• **Aim of the exercise**
Using the data beneath, show every line that includes the word "Next".

+++++

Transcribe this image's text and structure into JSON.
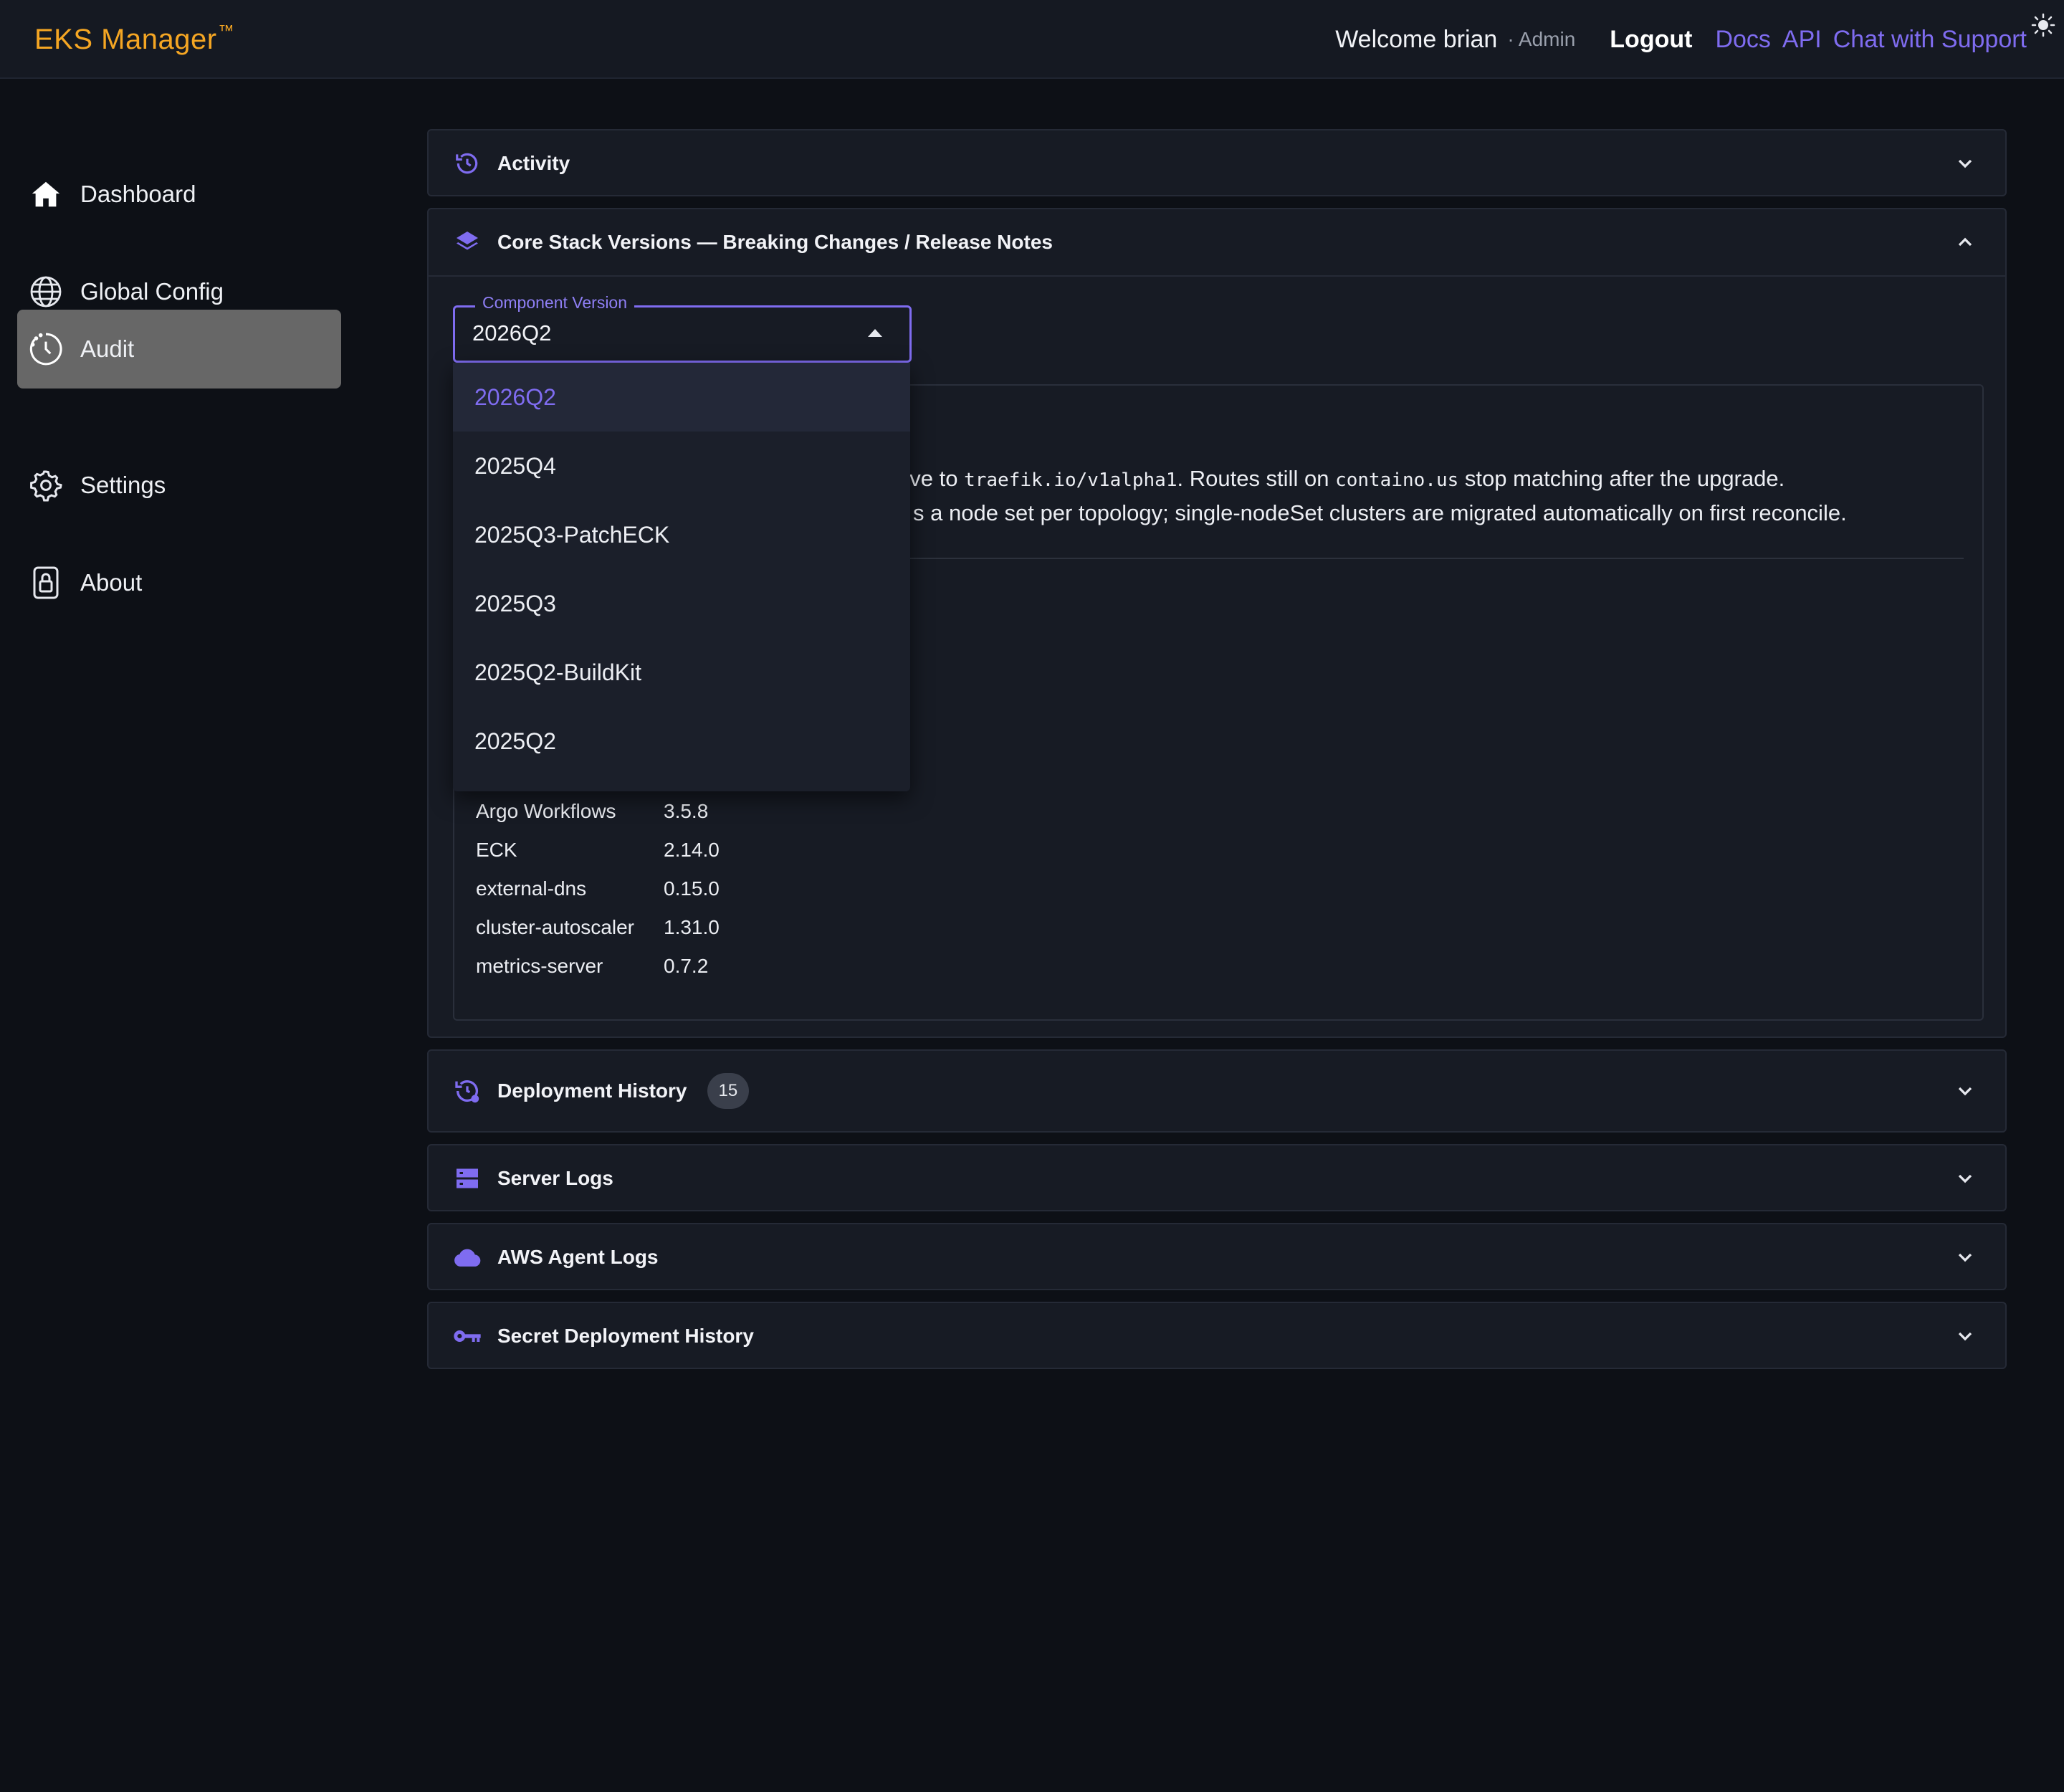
{
  "header": {
    "brand": "EKS Manager",
    "brand_mark": "™",
    "welcome": "Welcome brian",
    "role": "· Admin",
    "logout": "Logout",
    "links": [
      "Docs",
      "API",
      "Chat with Support"
    ]
  },
  "sidebar": {
    "items": [
      {
        "label": "Dashboard",
        "icon": "home-icon"
      },
      {
        "label": "Global Config",
        "icon": "globe-icon"
      },
      {
        "label": "Audit",
        "icon": "clock-icon",
        "active": true
      },
      {
        "label": "Settings",
        "icon": "gear-icon"
      },
      {
        "label": "About",
        "icon": "lock-icon"
      }
    ]
  },
  "panels": {
    "activity": {
      "title": "Activity"
    },
    "core_stack": {
      "title": "Core Stack Versions — Breaking Changes / Release Notes",
      "select": {
        "legend": "Component Version",
        "value": "2026Q2"
      },
      "notes": {
        "line1_prefix": "ove to",
        "line1_code1": "traefik.io/v1alpha1",
        "line1_mid": ". Routes still on",
        "line1_code2": "containo.us",
        "line1_suffix": "stop matching after the upgrade.",
        "line2": "s a node set per topology; single-nodeSet clusters are migrated automatically on first reconcile."
      },
      "versions": [
        {
          "name": "Argo Workflows",
          "version": "3.5.8"
        },
        {
          "name": "ECK",
          "version": "2.14.0"
        },
        {
          "name": "external-dns",
          "version": "0.15.0"
        },
        {
          "name": "cluster-autoscaler",
          "version": "1.31.0"
        },
        {
          "name": "metrics-server",
          "version": "0.7.2"
        }
      ]
    },
    "deployment_history": {
      "title": "Deployment History",
      "count": "15"
    },
    "server_logs": {
      "title": "Server Logs"
    },
    "aws_agent_logs": {
      "title": "AWS Agent Logs"
    },
    "secret_deployment_history": {
      "title": "Secret Deployment History"
    }
  },
  "dropdown": {
    "options": [
      "2026Q2",
      "2025Q4",
      "2025Q3-PatchECK",
      "2025Q3",
      "2025Q2-BuildKit",
      "2025Q2"
    ],
    "selected_index": 0
  },
  "colors": {
    "accent": "#7f6cf0",
    "brand": "#f5a623",
    "active_nav": "#676767"
  }
}
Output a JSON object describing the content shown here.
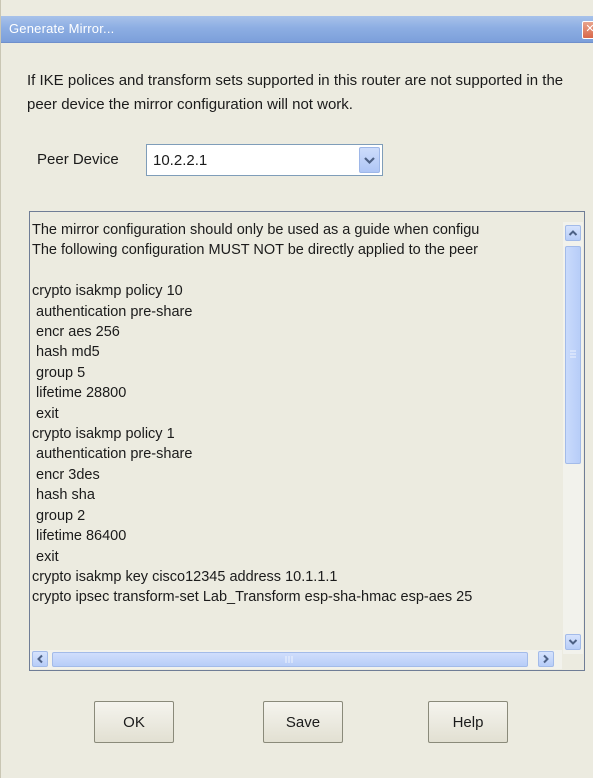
{
  "window": {
    "title": "Generate Mirror...",
    "close_icon": "close-icon"
  },
  "warning_text": "If IKE polices and transform sets supported in this router are not supported in the peer device the mirror configuration will not work.",
  "peer": {
    "label": "Peer Device",
    "selected_value": "10.2.2.1",
    "dropdown_icon": "chevron-down-icon"
  },
  "config_text": {
    "lines": [
      "The mirror configuration should only be used as a guide when configu",
      "The following configuration MUST NOT be directly applied to the peer",
      "",
      "crypto isakmp policy 10",
      " authentication pre-share",
      " encr aes 256",
      " hash md5",
      " group 5",
      " lifetime 28800",
      " exit",
      "crypto isakmp policy 1",
      " authentication pre-share",
      " encr 3des",
      " hash sha",
      " group 2",
      " lifetime 86400",
      " exit",
      "crypto isakmp key cisco12345 address 10.1.1.1",
      "crypto ipsec transform-set Lab_Transform esp-sha-hmac esp-aes 25"
    ]
  },
  "buttons": {
    "ok": "OK",
    "save": "Save",
    "help": "Help"
  }
}
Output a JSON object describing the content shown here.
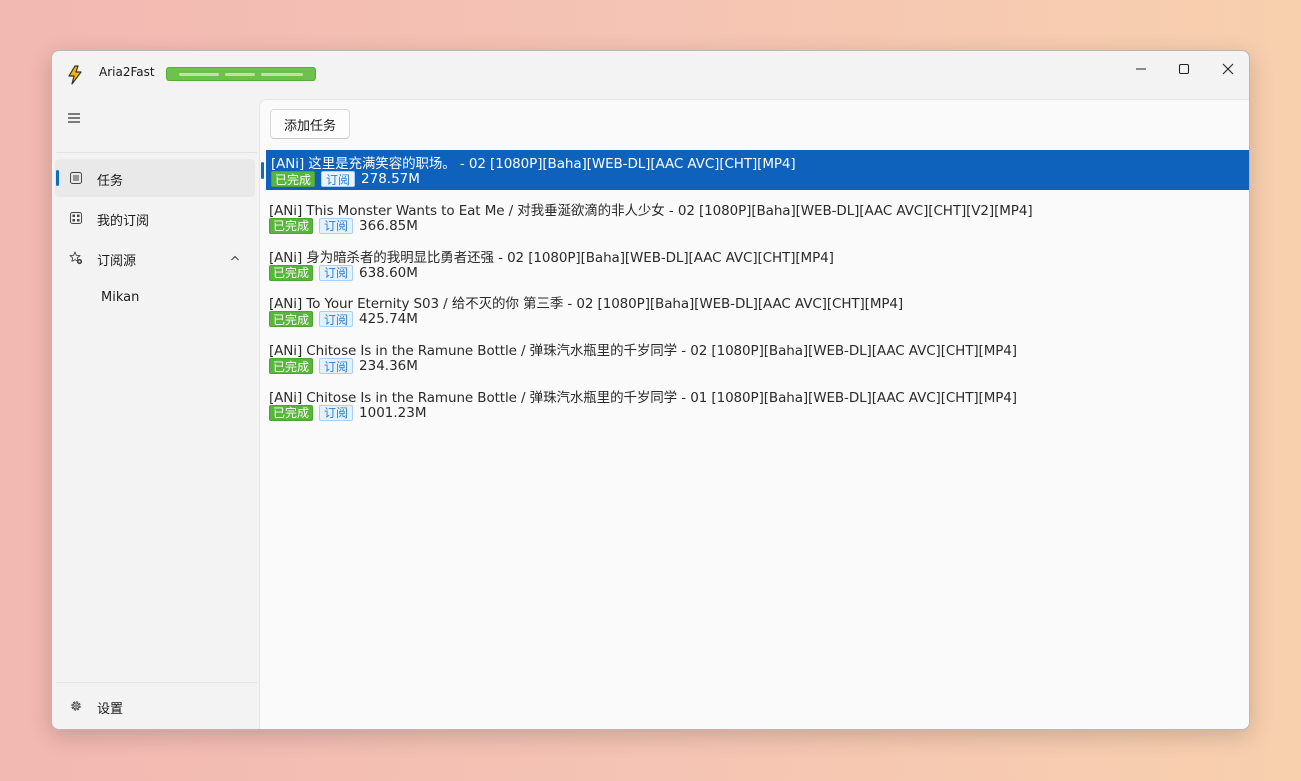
{
  "window": {
    "title": "Aria2Fast"
  },
  "sidebar": {
    "items": [
      {
        "label": "任务",
        "icon": "task-list-icon",
        "selected": true
      },
      {
        "label": "我的订阅",
        "icon": "subscription-grid-icon"
      },
      {
        "label": "订阅源",
        "icon": "star-gear-icon",
        "expanded": true
      }
    ],
    "subitems": [
      {
        "label": "Mikan"
      }
    ],
    "settings_label": "设置"
  },
  "toolbar": {
    "add_task_label": "添加任务"
  },
  "tasks": [
    {
      "title": "[ANi]  这里是充满笑容的职场。 - 02 [1080P][Baha][WEB-DL][AAC AVC][CHT][MP4]",
      "status": "已完成",
      "tag": "订阅",
      "size": "278.57M",
      "selected": true
    },
    {
      "title": "[ANi] This Monster Wants to Eat Me /  对我垂涎欲滴的非人少女 - 02 [1080P][Baha][WEB-DL][AAC AVC][CHT][V2][MP4]",
      "status": "已完成",
      "tag": "订阅",
      "size": "366.85M"
    },
    {
      "title": "[ANi]  身为暗杀者的我明显比勇者还强 - 02 [1080P][Baha][WEB-DL][AAC AVC][CHT][MP4]",
      "status": "已完成",
      "tag": "订阅",
      "size": "638.60M"
    },
    {
      "title": "[ANi] To Your Eternity S03 /  给不灭的你 第三季 - 02 [1080P][Baha][WEB-DL][AAC AVC][CHT][MP4]",
      "status": "已完成",
      "tag": "订阅",
      "size": "425.74M"
    },
    {
      "title": "[ANi] Chitose Is in the Ramune Bottle /  弹珠汽水瓶里的千岁同学 - 02 [1080P][Baha][WEB-DL][AAC AVC][CHT][MP4]",
      "status": "已完成",
      "tag": "订阅",
      "size": "234.36M"
    },
    {
      "title": "[ANi] Chitose Is in the Ramune Bottle /  弹珠汽水瓶里的千岁同学 - 01 [1080P][Baha][WEB-DL][AAC AVC][CHT][MP4]",
      "status": "已完成",
      "tag": "订阅",
      "size": "1001.23M"
    }
  ],
  "colors": {
    "accent": "#0f62bc",
    "done_badge": "#59b63c",
    "sub_badge_text": "#2f7fd0"
  }
}
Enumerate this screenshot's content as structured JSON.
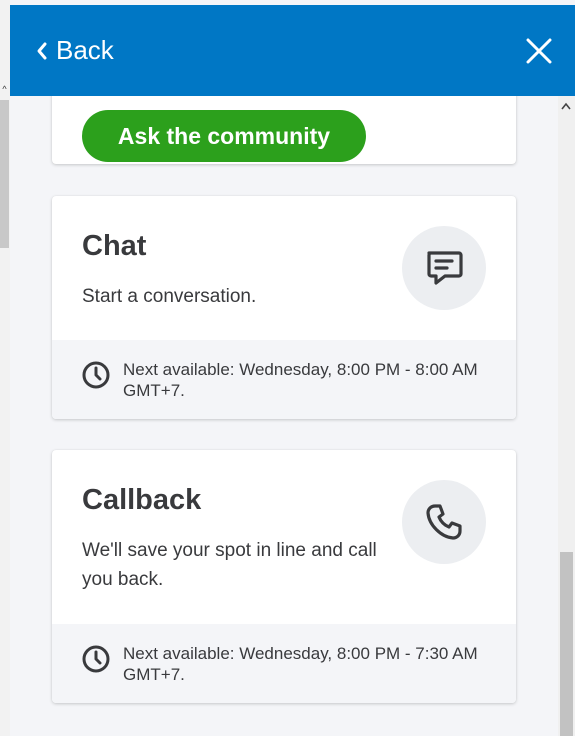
{
  "header": {
    "back_label": "Back",
    "bg_color": "#0077c5"
  },
  "community": {
    "button_label": "Ask the community",
    "button_color": "#2ca01c"
  },
  "chat": {
    "title": "Chat",
    "description": "Start a conversation.",
    "icon": "chat-bubble-icon",
    "availability": "Next available: Wednesday, 8:00 PM - 8:00 AM GMT+7."
  },
  "callback": {
    "title": "Callback",
    "description": "We'll save your spot in line and call you back.",
    "icon": "phone-icon",
    "availability": "Next available: Wednesday, 8:00 PM - 7:30 AM GMT+7."
  }
}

+++++

• **Response**
    "availability": "Next available: Wednesday, 8:00 PM - 8:00 AM GMT+7."
    "availability": "Next available: Wednesday, 8:00 PM - 7:30 AM GMT+7."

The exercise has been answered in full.